[Dataset records on visual material]
───

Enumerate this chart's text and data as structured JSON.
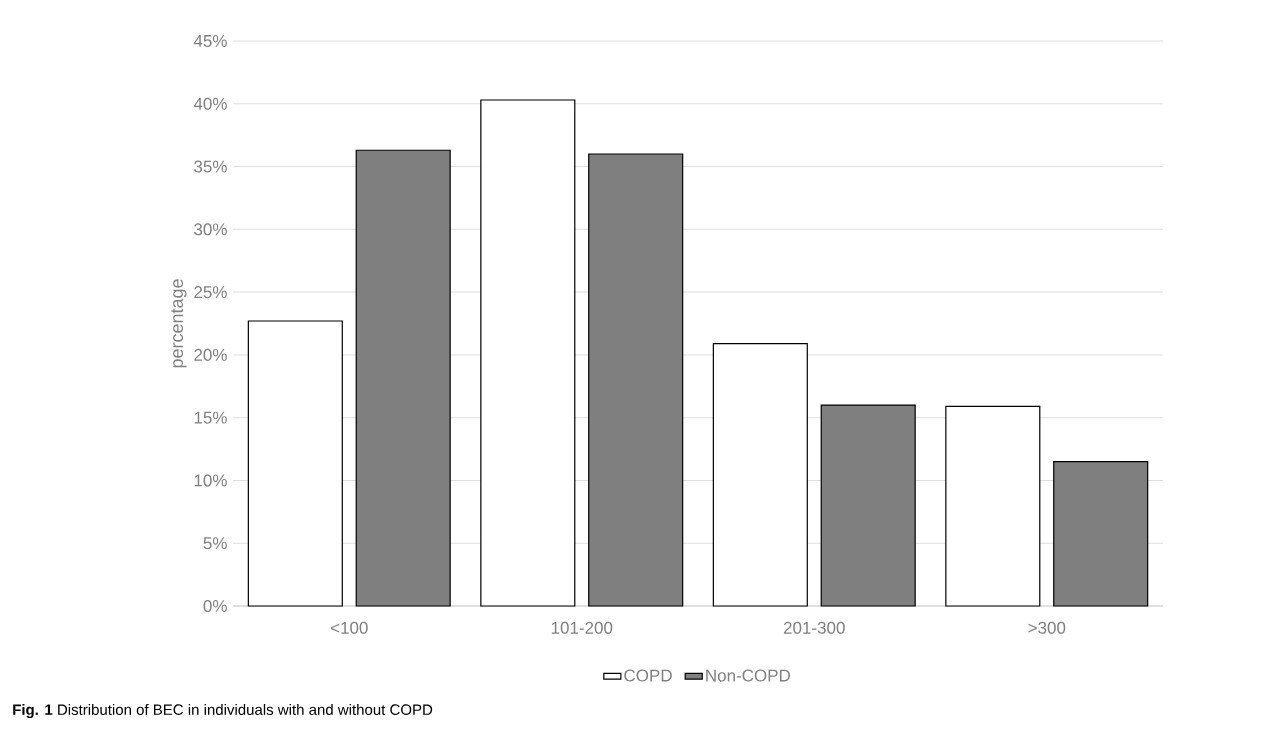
{
  "chart_data": {
    "type": "bar",
    "ylabel": "percentage",
    "categories": [
      "<100",
      "101-200",
      "201-300",
      ">300"
    ],
    "series": [
      {
        "name": "COPD",
        "color": "#ffffff",
        "values": [
          22.7,
          40.3,
          20.9,
          15.9
        ]
      },
      {
        "name": "Non-COPD",
        "color": "#7f7f7f",
        "values": [
          36.3,
          36.0,
          16.0,
          11.5
        ]
      }
    ],
    "ylim": [
      0,
      45
    ],
    "yticks": [
      {
        "value": 0,
        "label": "0%"
      },
      {
        "value": 5,
        "label": "5%"
      },
      {
        "value": 10,
        "label": "10%"
      },
      {
        "value": 15,
        "label": "15%"
      },
      {
        "value": 20,
        "label": "20%"
      },
      {
        "value": 25,
        "label": "25%"
      },
      {
        "value": 30,
        "label": "30%"
      },
      {
        "value": 35,
        "label": "35%"
      },
      {
        "value": 40,
        "label": "40%"
      },
      {
        "value": 45,
        "label": "45%"
      }
    ],
    "grid": "y",
    "legend": "bottom",
    "annotations": [
      "**Fig. 1** Distribution of BEC in individuals with and without COPD"
    ]
  }
}
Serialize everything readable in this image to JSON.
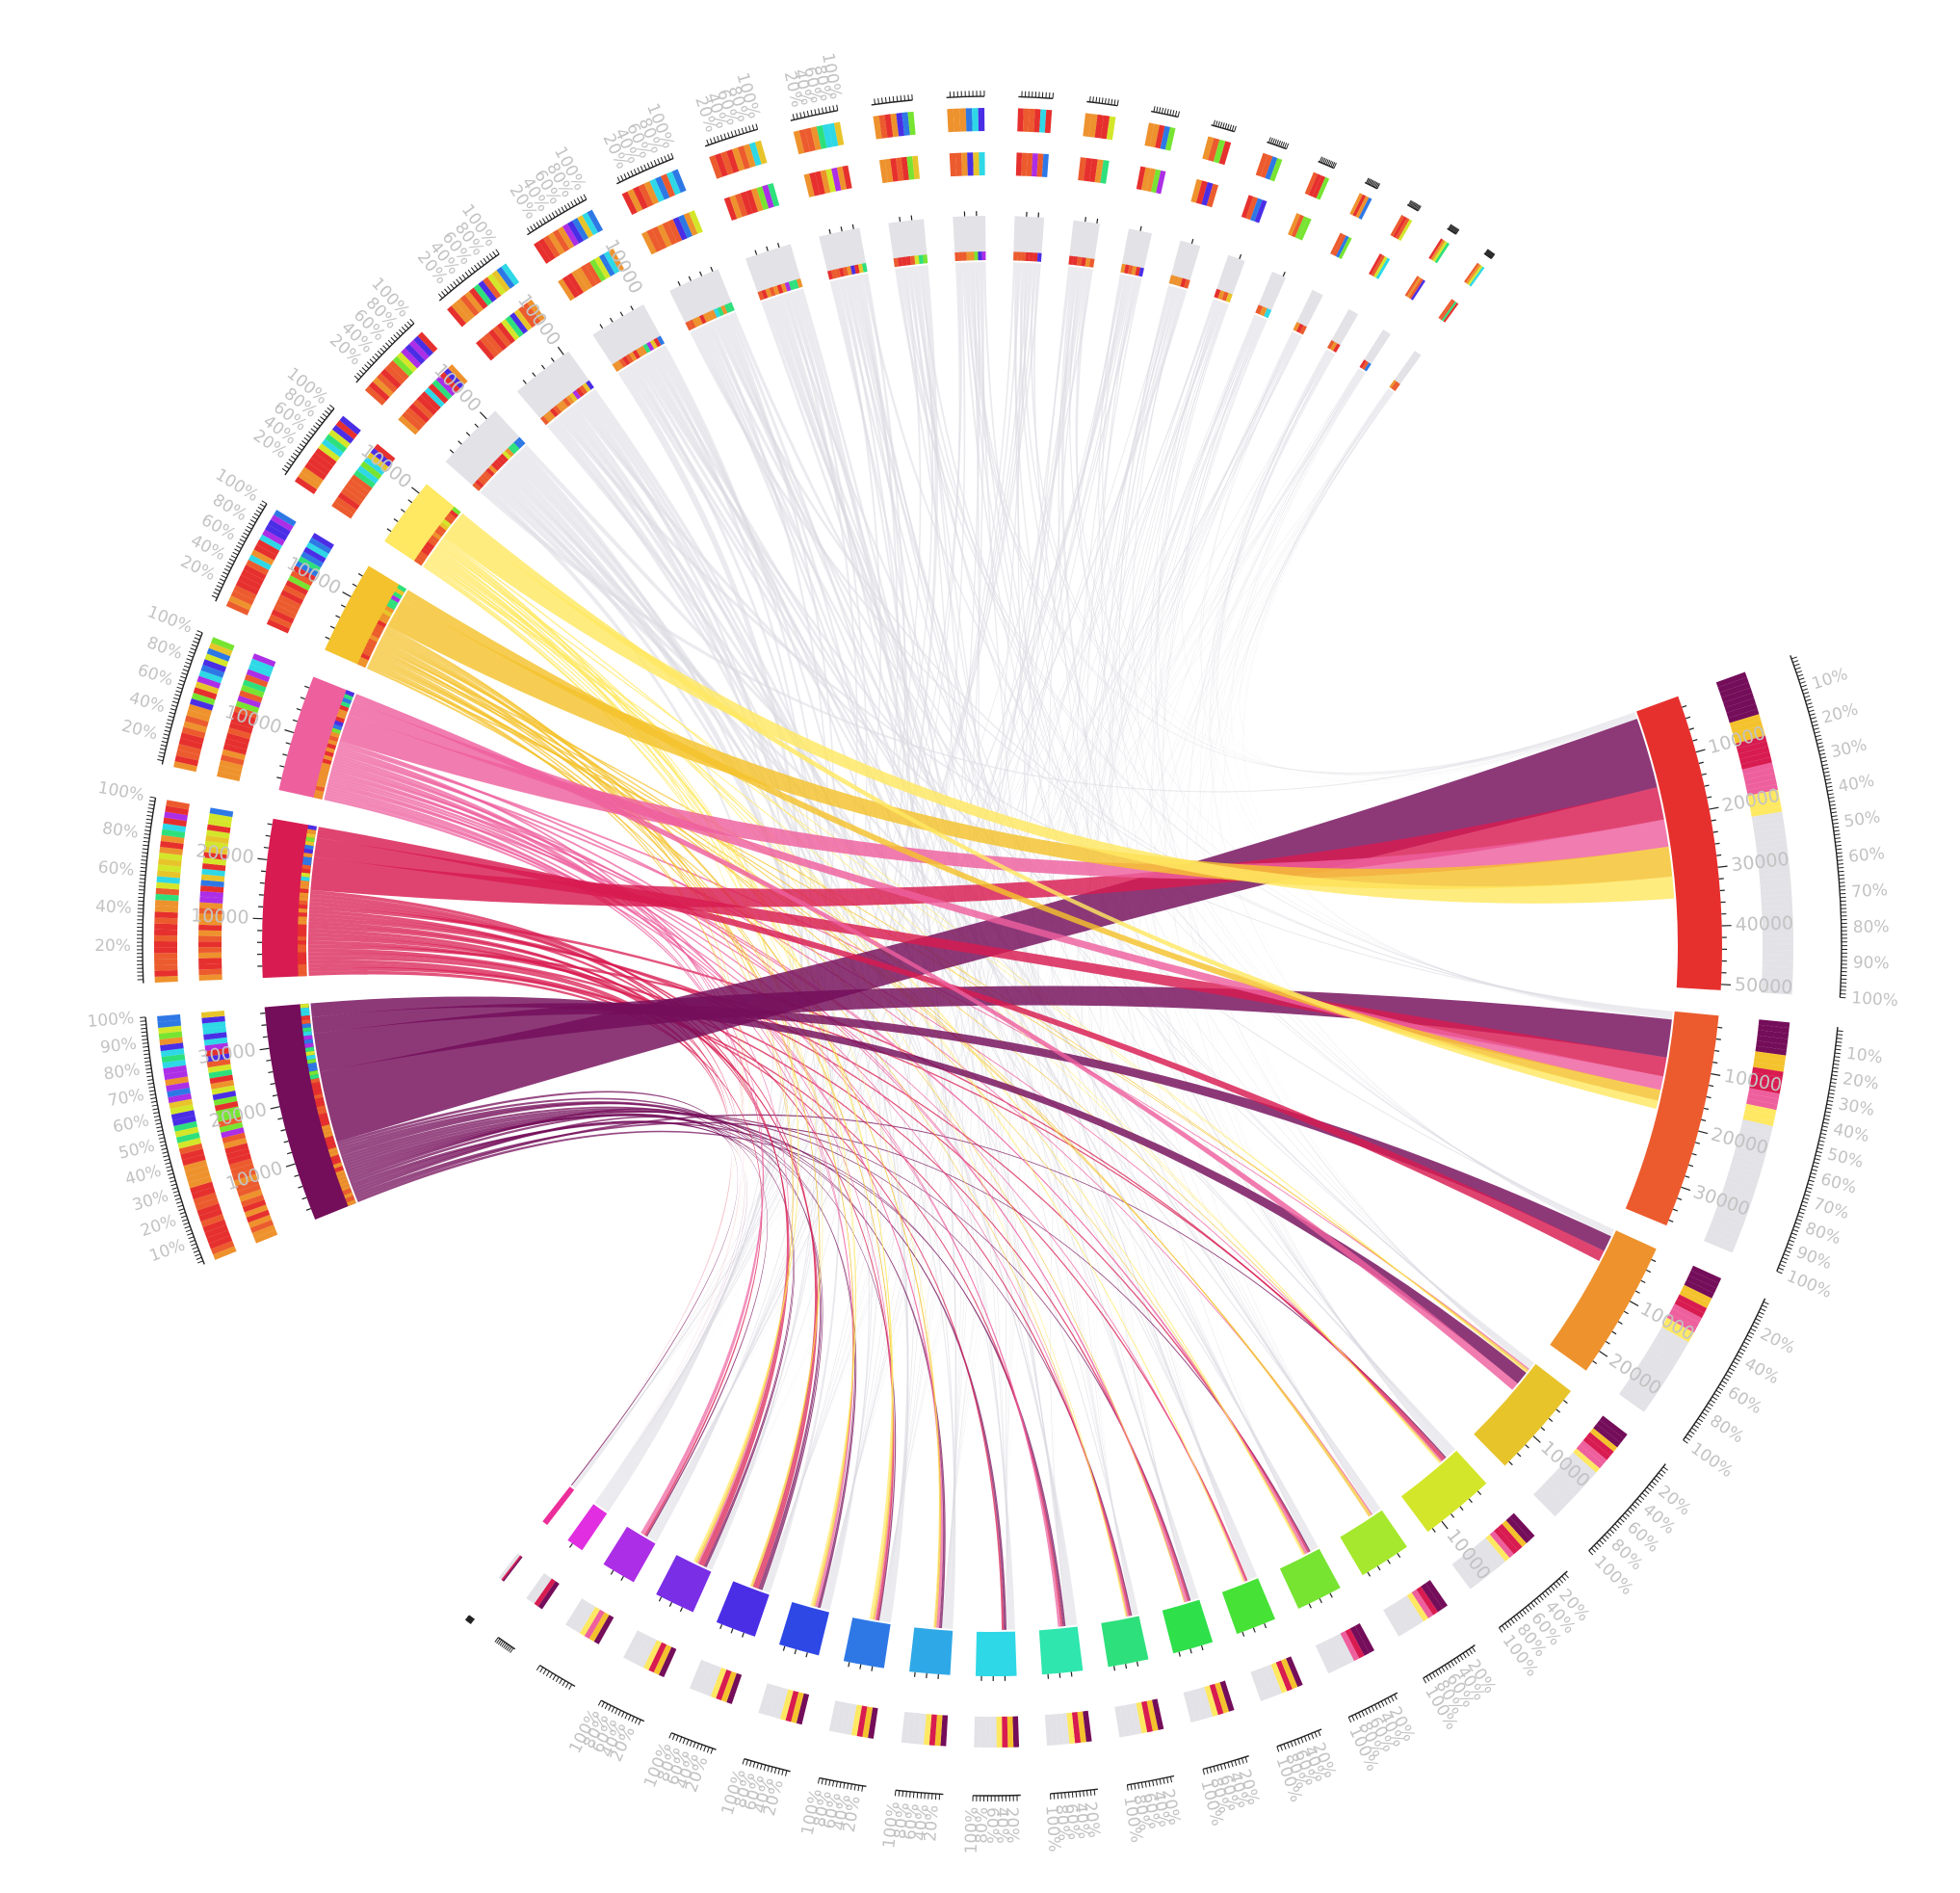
{
  "chart_data": {
    "type": "chord",
    "title": "",
    "colors": {
      "background": "#ffffff",
      "neutral_sector": "#e2e2e7",
      "neutral_ribbon": "#dadae2",
      "tick_label": "#c3c3c3"
    },
    "target_sectors": [
      {
        "id": "T1",
        "size": 51000,
        "color": "#e6302e",
        "tick_labels": [
          "10000",
          "20000",
          "30000",
          "40000",
          "50000"
        ],
        "ticks": [
          10000,
          20000,
          30000,
          40000,
          50000
        ]
      },
      {
        "id": "T2",
        "size": 37000,
        "color": "#ec5b2e",
        "tick_labels": [
          "10000",
          "20000",
          "30000"
        ],
        "ticks": [
          10000,
          20000,
          30000
        ]
      },
      {
        "id": "T3",
        "size": 24000,
        "color": "#ee922d",
        "tick_labels": [
          "10000",
          "20000"
        ],
        "ticks": [
          10000,
          20000
        ]
      },
      {
        "id": "T4",
        "size": 17000,
        "color": "#e8c42b",
        "tick_labels": [
          "10000"
        ],
        "ticks": [
          10000
        ]
      },
      {
        "id": "T5",
        "size": 13000,
        "color": "#d4e62a",
        "tick_labels": [
          "10000"
        ],
        "ticks": [
          10000
        ]
      },
      {
        "id": "T6",
        "size": 9000,
        "color": "#a6e82e",
        "tick_labels": [],
        "ticks": []
      },
      {
        "id": "T7",
        "size": 8000,
        "color": "#78e432",
        "tick_labels": [],
        "ticks": []
      },
      {
        "id": "T8",
        "size": 7000,
        "color": "#46e236",
        "tick_labels": [],
        "ticks": []
      },
      {
        "id": "T9",
        "size": 7000,
        "color": "#2ee04a",
        "tick_labels": [],
        "ticks": []
      },
      {
        "id": "T10",
        "size": 7000,
        "color": "#2ee07c",
        "tick_labels": [],
        "ticks": []
      },
      {
        "id": "T11",
        "size": 7000,
        "color": "#2ee6ae",
        "tick_labels": [],
        "ticks": []
      },
      {
        "id": "T12",
        "size": 7000,
        "color": "#2ed8e6",
        "tick_labels": [],
        "ticks": []
      },
      {
        "id": "T13",
        "size": 7000,
        "color": "#2ea8e6",
        "tick_labels": [],
        "ticks": []
      },
      {
        "id": "T14",
        "size": 7000,
        "color": "#2e78e6",
        "tick_labels": [],
        "ticks": []
      },
      {
        "id": "T15",
        "size": 7000,
        "color": "#2e48e6",
        "tick_labels": [],
        "ticks": []
      },
      {
        "id": "T16",
        "size": 7000,
        "color": "#4a2ee6",
        "tick_labels": [],
        "ticks": []
      },
      {
        "id": "T17",
        "size": 7000,
        "color": "#7a2ee6",
        "tick_labels": [],
        "ticks": []
      },
      {
        "id": "T18",
        "size": 6000,
        "color": "#ac2ee6",
        "tick_labels": [],
        "ticks": []
      },
      {
        "id": "T19",
        "size": 3000,
        "color": "#e02ee0",
        "tick_labels": [],
        "ticks": []
      },
      {
        "id": "T20",
        "size": 1000,
        "color": "#ec2e9a",
        "tick_labels": [],
        "ticks": []
      }
    ],
    "source_sectors": [
      {
        "id": "S1",
        "size": 37000,
        "color": "#740d5a",
        "tick_labels": [
          "10000",
          "20000",
          "30000"
        ],
        "ticks": [
          10000,
          20000,
          30000
        ]
      },
      {
        "id": "S2",
        "size": 27000,
        "color": "#d81b50",
        "tick_labels": [
          "10000",
          "20000"
        ],
        "ticks": [
          10000,
          20000
        ]
      },
      {
        "id": "S3",
        "size": 20000,
        "color": "#ee5f9d",
        "tick_labels": [
          "10000"
        ],
        "ticks": [
          10000
        ]
      },
      {
        "id": "S4",
        "size": 16000,
        "color": "#f4c22c",
        "tick_labels": [
          "10000"
        ],
        "ticks": [
          10000
        ]
      },
      {
        "id": "S5",
        "size": 12000,
        "color": "#ffe862",
        "tick_labels": [
          "10000"
        ],
        "ticks": [
          10000
        ]
      },
      {
        "id": "S6",
        "size": 12000,
        "color": "#e2e2e7",
        "tick_labels": [
          "10000"
        ],
        "ticks": [
          10000
        ]
      },
      {
        "id": "S7",
        "size": 11000,
        "color": "#e2e2e7",
        "tick_labels": [
          "10000"
        ],
        "ticks": [
          10000
        ]
      },
      {
        "id": "S8",
        "size": 10000,
        "color": "#e2e2e7",
        "tick_labels": [
          "10000"
        ],
        "ticks": [
          10000
        ]
      },
      {
        "id": "S9",
        "size": 9000,
        "color": "#e2e2e7",
        "tick_labels": [],
        "ticks": []
      },
      {
        "id": "S10",
        "size": 8000,
        "color": "#e2e2e7",
        "tick_labels": [],
        "ticks": []
      },
      {
        "id": "S11",
        "size": 7000,
        "color": "#e2e2e7",
        "tick_labels": [],
        "ticks": []
      },
      {
        "id": "S12",
        "size": 6000,
        "color": "#e2e2e7",
        "tick_labels": [],
        "ticks": []
      },
      {
        "id": "S13",
        "size": 5500,
        "color": "#e2e2e7",
        "tick_labels": [],
        "ticks": []
      },
      {
        "id": "S14",
        "size": 5000,
        "color": "#e2e2e7",
        "tick_labels": [],
        "ticks": []
      },
      {
        "id": "S15",
        "size": 4500,
        "color": "#e2e2e7",
        "tick_labels": [],
        "ticks": []
      },
      {
        "id": "S16",
        "size": 4000,
        "color": "#e2e2e7",
        "tick_labels": [],
        "ticks": []
      },
      {
        "id": "S17",
        "size": 3500,
        "color": "#e2e2e7",
        "tick_labels": [],
        "ticks": []
      },
      {
        "id": "S18",
        "size": 3000,
        "color": "#e2e2e7",
        "tick_labels": [],
        "ticks": []
      },
      {
        "id": "S19",
        "size": 2500,
        "color": "#e2e2e7",
        "tick_labels": [],
        "ticks": []
      },
      {
        "id": "S20",
        "size": 2000,
        "color": "#e2e2e7",
        "tick_labels": [],
        "ticks": []
      },
      {
        "id": "S21",
        "size": 1800,
        "color": "#e2e2e7",
        "tick_labels": [],
        "ticks": []
      },
      {
        "id": "S22",
        "size": 1500,
        "color": "#e2e2e7",
        "tick_labels": [],
        "ticks": []
      },
      {
        "id": "S23",
        "size": 1300,
        "color": "#e2e2e7",
        "tick_labels": [],
        "ticks": []
      }
    ],
    "major_links": [
      {
        "source": "S1",
        "target": "T1",
        "value": 13000
      },
      {
        "source": "S1",
        "target": "T2",
        "value": 7000
      },
      {
        "source": "S1",
        "target": "T3",
        "value": 3000
      },
      {
        "source": "S1",
        "target": "T4",
        "value": 2500
      },
      {
        "source": "S2",
        "target": "T1",
        "value": 6000
      },
      {
        "source": "S2",
        "target": "T2",
        "value": 3500
      },
      {
        "source": "S2",
        "target": "T3",
        "value": 2000
      },
      {
        "source": "S3",
        "target": "T1",
        "value": 5000
      },
      {
        "source": "S3",
        "target": "T2",
        "value": 2500
      },
      {
        "source": "S3",
        "target": "T4",
        "value": 1500
      },
      {
        "source": "S4",
        "target": "T1",
        "value": 5500
      },
      {
        "source": "S4",
        "target": "T2",
        "value": 2000
      },
      {
        "source": "S5",
        "target": "T1",
        "value": 4000
      },
      {
        "source": "S5",
        "target": "T2",
        "value": 1500
      }
    ],
    "pct_ticks": [
      "10%",
      "20%",
      "30%",
      "40%",
      "50%",
      "60%",
      "70%",
      "80%",
      "90%",
      "100%"
    ],
    "source_pct_ticks": [
      "20%",
      "40%",
      "60%",
      "80%",
      "100%"
    ],
    "target_pct_ticks": [
      "20%",
      "40%",
      "60%",
      "80%",
      "100%"
    ],
    "spectrum_palette": [
      "#e6302e",
      "#ec5b2e",
      "#ee922d",
      "#e8c42b",
      "#d4e62a",
      "#78e432",
      "#2ee07c",
      "#2ed8e6",
      "#2e78e6",
      "#4a2ee6",
      "#ac2ee6"
    ],
    "composition_palette": [
      "#740d5a",
      "#d81b50",
      "#ee5f9d",
      "#f4c22c",
      "#ffe862",
      "#e2e2e7"
    ]
  }
}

───

[Work to do]
Go through the data above and find the lines with the word "JSON". Copy each of those lines.

[Expected answer]
Enumerate this chart's text and data as structured JSON.
Serialize everything readable in this image to JSON.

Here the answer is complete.